▶ EXERCISE DETAILS: Return the entries below verbatim. Pictures stay out.

Part of a data file:
— start —

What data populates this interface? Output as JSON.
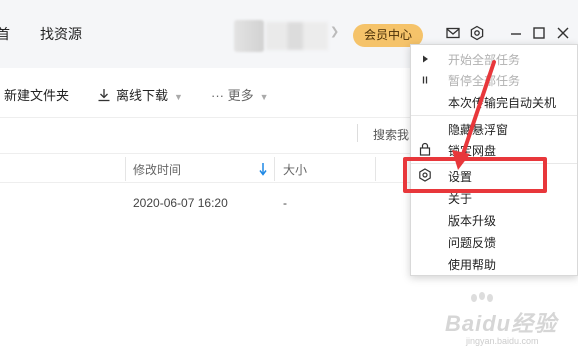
{
  "nav": {
    "partial_label": "首",
    "find_resources": "找资源"
  },
  "header": {
    "vip_center": "会员中心"
  },
  "toolbar": {
    "new_folder": "新建文件夹",
    "offline_download": "离线下载",
    "more": "··· 更多"
  },
  "search": {
    "partial": "搜索我"
  },
  "table": {
    "columns": [
      "修改时间",
      "大小"
    ],
    "rows": [
      {
        "modified": "2020-06-07 16:20",
        "size": "-"
      }
    ]
  },
  "menu": {
    "items": [
      {
        "label": "开始全部任务",
        "disabled": true,
        "icon": "play-icon"
      },
      {
        "label": "暂停全部任务",
        "disabled": true,
        "icon": "pause-icon"
      },
      {
        "label": "本次传输完自动关机",
        "disabled": false
      },
      {
        "label": "隐藏悬浮窗",
        "disabled": false
      },
      {
        "label": "锁定网盘",
        "disabled": false,
        "icon": "lock-icon"
      },
      {
        "label": "设置",
        "disabled": false,
        "icon": "gear-icon",
        "highlighted": true
      },
      {
        "label": "关于",
        "disabled": false
      },
      {
        "label": "版本升级",
        "disabled": false
      },
      {
        "label": "问题反馈",
        "disabled": false
      },
      {
        "label": "使用帮助",
        "disabled": false
      }
    ]
  },
  "watermark": {
    "text": "Baidu经验",
    "sub": "jingyan.baidu.com"
  },
  "colors": {
    "vip_bg": "#f5c36a",
    "highlight_red": "#e8373b",
    "sort_arrow": "#1e88e5"
  }
}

— end —

▶ TASK RESPONSE:
What data populates this interface? Output as JSON.
{
  "nav": {
    "partial_label": "首",
    "find_resources": "找资源"
  },
  "header": {
    "vip_center": "会员中心"
  },
  "toolbar": {
    "new_folder": "新建文件夹",
    "offline_download": "离线下载",
    "more": "··· 更多"
  },
  "search": {
    "partial": "搜索我"
  },
  "table": {
    "columns": [
      "修改时间",
      "大小"
    ],
    "rows": [
      {
        "modified": "2020-06-07 16:20",
        "size": "-"
      }
    ]
  },
  "menu": {
    "items": [
      {
        "label": "开始全部任务",
        "disabled": true,
        "icon": "play-icon"
      },
      {
        "label": "暂停全部任务",
        "disabled": true,
        "icon": "pause-icon"
      },
      {
        "label": "本次传输完自动关机",
        "disabled": false
      },
      {
        "label": "隐藏悬浮窗",
        "disabled": false
      },
      {
        "label": "锁定网盘",
        "disabled": false,
        "icon": "lock-icon"
      },
      {
        "label": "设置",
        "disabled": false,
        "icon": "gear-icon",
        "highlighted": true
      },
      {
        "label": "关于",
        "disabled": false
      },
      {
        "label": "版本升级",
        "disabled": false
      },
      {
        "label": "问题反馈",
        "disabled": false
      },
      {
        "label": "使用帮助",
        "disabled": false
      }
    ]
  },
  "watermark": {
    "text": "Baidu经验",
    "sub": "jingyan.baidu.com"
  },
  "colors": {
    "vip_bg": "#f5c36a",
    "highlight_red": "#e8373b",
    "sort_arrow": "#1e88e5"
  }
}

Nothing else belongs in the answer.